WHAT YOU WILL DO | Reproduce the listing word for word, leaving every picture behind.

================

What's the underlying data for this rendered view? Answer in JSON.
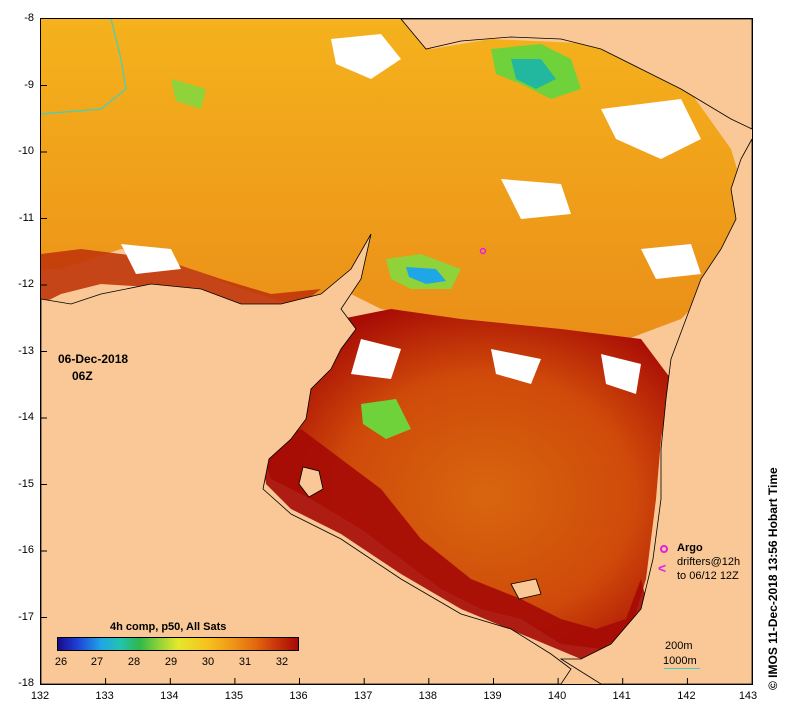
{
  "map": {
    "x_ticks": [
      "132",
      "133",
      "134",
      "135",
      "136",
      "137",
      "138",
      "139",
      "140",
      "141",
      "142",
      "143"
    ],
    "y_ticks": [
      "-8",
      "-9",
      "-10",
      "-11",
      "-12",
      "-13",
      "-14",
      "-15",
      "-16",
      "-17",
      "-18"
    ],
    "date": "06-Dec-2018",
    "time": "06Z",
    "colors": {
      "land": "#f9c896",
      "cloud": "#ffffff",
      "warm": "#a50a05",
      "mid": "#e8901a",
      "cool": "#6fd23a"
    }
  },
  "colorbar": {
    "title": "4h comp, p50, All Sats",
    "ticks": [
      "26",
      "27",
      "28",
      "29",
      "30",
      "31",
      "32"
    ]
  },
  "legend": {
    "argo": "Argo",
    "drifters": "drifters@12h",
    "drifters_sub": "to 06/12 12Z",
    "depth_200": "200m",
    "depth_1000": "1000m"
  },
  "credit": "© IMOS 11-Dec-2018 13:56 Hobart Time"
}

================

THE SOLUTION |
What's the underlying data for this rendered view? Answer in JSON.
{
  "map": {
    "x_ticks": [
      "132",
      "133",
      "134",
      "135",
      "136",
      "137",
      "138",
      "139",
      "140",
      "141",
      "142",
      "143"
    ],
    "y_ticks": [
      "-8",
      "-9",
      "-10",
      "-11",
      "-12",
      "-13",
      "-14",
      "-15",
      "-16",
      "-17",
      "-18"
    ],
    "date": "06-Dec-2018",
    "time": "06Z",
    "colors": {
      "land": "#f9c896",
      "cloud": "#ffffff",
      "warm": "#a50a05",
      "mid": "#e8901a",
      "cool": "#6fd23a"
    }
  },
  "colorbar": {
    "title": "4h comp, p50, All Sats",
    "ticks": [
      "26",
      "27",
      "28",
      "29",
      "30",
      "31",
      "32"
    ]
  },
  "legend": {
    "argo": "Argo",
    "drifters": "drifters@12h",
    "drifters_sub": "to 06/12 12Z",
    "depth_200": "200m",
    "depth_1000": "1000m"
  },
  "credit": "© IMOS 11-Dec-2018 13:56 Hobart Time"
}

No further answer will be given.